▶ **DIRECTIVE**:
Make an exact copy of the data below, leaving out every picture.

• • • •

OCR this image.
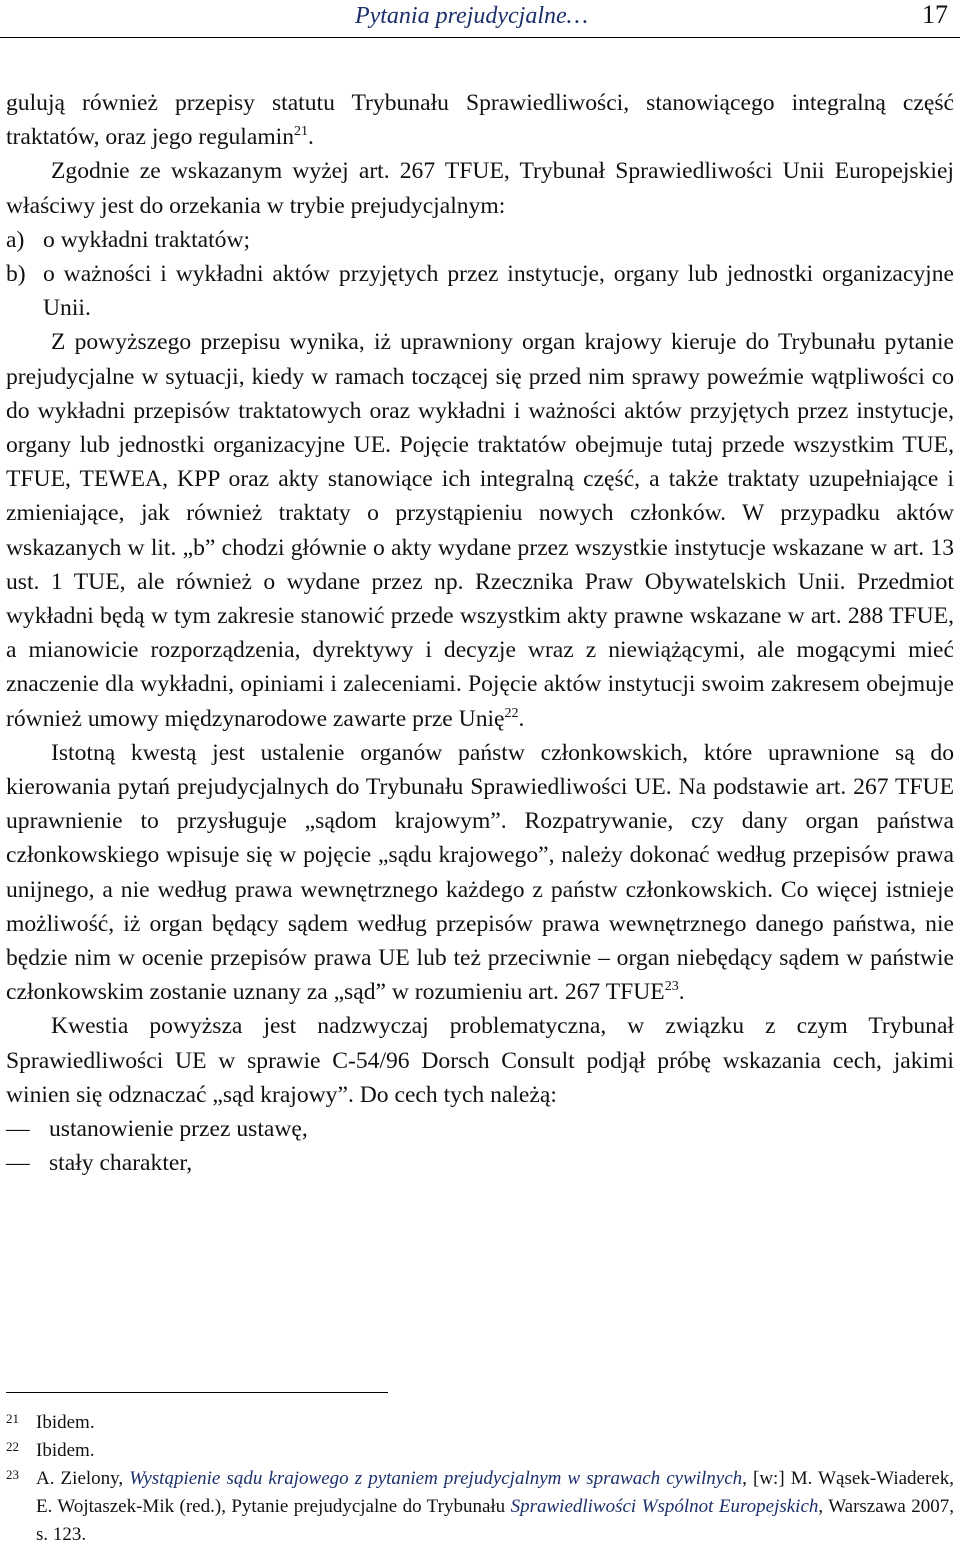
Pytania prejudycjalne…	17

gulują również przepisy statutu Trybunału Sprawiedliwości, stanowiącego integralną część traktatów, oraz jego regulamin$^{21}$.

Zgodnie ze wskazanym wyżej art. 267 TFUE, Trybunał Sprawiedliwości Unii Europejskiej właściwy jest do orzekania w trybie prejudycjalnym:

a) o wykładni traktatów;
b) o ważności i wykładni aktów przyjętych przez instytucje, organy lub jednostki organizacyjne Unii.

Z powyższego przepisu wynika, iż uprawniony organ krajowy kieruje do Trybunału pytanie prejudycjalne w sytuacji, kiedy w ramach toczącej się przed nim sprawy poweźmie wątpliwości co do wykładni przepisów traktatowych oraz wykładni i ważności aktów przyjętych przez instytucje, organy lub jednostki organizacyjne UE. Pojęcie traktatów obejmuje tutaj przede wszystkim TUE, TFUE, TEWEA, KPP oraz akty stanowiące ich integralną część, a także traktaty uzupełniające i zmieniające, jak również traktaty o przystąpieniu nowych członków. W przypadku aktów wskazanych w lit. „b” chodzi głównie o akty wydane przez wszystkie instytucje wskazane w art. 13 ust. 1 TUE, ale również o wydane przez np. Rzecznika Praw Obywatelskich Unii. Przedmiot wykładni będą w tym zakresie stanowić przede wszystkim akty prawne wskazane w art. 288 TFUE, a mianowicie rozporządzenia, dyrektywy i decyzje wraz z niewiążącymi, ale mogącymi mieć znaczenie dla wykładni, opiniami i zaleceniami. Pojęcie aktów instytucji swoim zakresem obejmuje również umowy międzynarodowe zawarte prze Unię$^{22}$.

Istotną kwestą jest ustalenie organów państw członkowskich, które uprawnione są do kierowania pytań prejudycjalnych do Trybunału Sprawiedliwości UE. Na podstawie art. 267 TFUE uprawnienie to przysługuje „sądom krajowym”. Rozpatrywanie, czy dany organ państwa członkowskiego wpisuje się w pojęcie „sądu krajowego”, należy dokonać według przepisów prawa unijnego, a nie według prawa wewnętrznego każdego z państw członkowskich. Co więcej istnieje możliwość, iż organ będący sądem według przepisów prawa wewnętrznego danego państwa, nie będzie nim w ocenie przepisów prawa UE lub też przeciwnie – organ niebędący sądem w państwie członkowskim zostanie uznany za „sąd” w rozumieniu art. 267 TFUE$^{23}$.

Kwestia powyższa jest nadzwyczaj problematyczna, w związku z czym Trybunał Sprawiedliwości UE w sprawie C-54/96 Dorsch Consult podjął próbę wskazania cech, jakimi winien się odznaczać „sąd krajowy”. Do cech tych należą:

— ustanowienie przez ustawę,
— stały charakter,
21 Ibidem.
22 Ibidem.
23 A. Zielony, Wystąpienie sądu krajowego z pytaniem prejudycjalnym w sprawach cywilnych, [w:] M. Wąsek-Wiaderek, E. Wojtaszek-Mik (red.), Pytanie prejudycjalne do Trybunału Sprawiedliwości Wspólnot Europejskich, Warszawa 2007, s. 123.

• • • •

▶ **FULL RESPONSE**:
OCR this image.
Pytania prejudycjalne…	17

gulują również przepisy statutu Trybunału Sprawiedliwości, stanowiącego integralną część traktatów, oraz jego regulamin$^{21}$.

Zgodnie ze wskazanym wyżej art. 267 TFUE, Trybunał Sprawiedliwości Unii Europejskiej właściwy jest do orzekania w trybie prejudycjalnym:

a) o wykładni traktatów;
b) o ważności i wykładni aktów przyjętych przez instytucje, organy lub jednostki organizacyjne Unii.

Z powyższego przepisu wynika, iż uprawniony organ krajowy kieruje do Trybunału pytanie prejudycjalne w sytuacji, kiedy w ramach toczącej się przed nim sprawy poweźmie wątpliwości co do wykładni przepisów traktatowych oraz wykładni i ważności aktów przyjętych przez instytucje, organy lub jednostki organizacyjne UE. Pojęcie traktatów obejmuje tutaj przede wszystkim TUE, TFUE, TEWEA, KPP oraz akty stanowiące ich integralną część, a także traktaty uzupełniające i zmieniające, jak również traktaty o przystąpieniu nowych członków. W przypadku aktów wskazanych w lit. „b” chodzi głównie o akty wydane przez wszystkie instytucje wskazane w art. 13 ust. 1 TUE, ale również o wydane przez np. Rzecznika Praw Obywatelskich Unii. Przedmiot wykładni będą w tym zakresie stanowić przede wszystkim akty prawne wskazane w art. 288 TFUE, a mianowicie rozporządzenia, dyrektywy i decyzje wraz z niewiążącymi, ale mogącymi mieć znaczenie dla wykładni, opiniami i zaleceniami. Pojęcie aktów instytucji swoim zakresem obejmuje również umowy międzynarodowe zawarte prze Unię$^{22}$.

Istotną kwestą jest ustalenie organów państw członkowskich, które uprawnione są do kierowania pytań prejudycjalnych do Trybunału Sprawiedliwości UE. Na podstawie art. 267 TFUE uprawnienie to przysługuje „sądom krajowym”. Rozpatrywanie, czy dany organ państwa członkowskiego wpisuje się w pojęcie „sądu krajowego”, należy dokonać według przepisów prawa unijnego, a nie według prawa wewnętrznego każdego z państw członkowskich. Co więcej istnieje możliwość, iż organ będący sądem według przepisów prawa wewnętrznego danego państwa, nie będzie nim w ocenie przepisów prawa UE lub też przeciwnie – organ niebędący sądem w państwie członkowskim zostanie uznany za „sąd” w rozumieniu art. 267 TFUE$^{23}$.

Kwestia powyższa jest nadzwyczaj problematyczna, w związku z czym Trybunał Sprawiedliwości UE w sprawie C-54/96 Dorsch Consult podjął próbę wskazania cech, jakimi winien się odznaczać „sąd krajowy”. Do cech tych należą:

— ustanowienie przez ustawę,
— stały charakter,
21 Ibidem.
22 Ibidem.
23 A. Zielony, Wystąpienie sądu krajowego z pytaniem prejudycjalnym w sprawach cywilnych, [w:] M. Wąsek-Wiaderek, E. Wojtaszek-Mik (red.), Pytanie prejudycjalne do Trybunału Sprawiedliwości Wspólnot Europejskich, Warszawa 2007, s. 123.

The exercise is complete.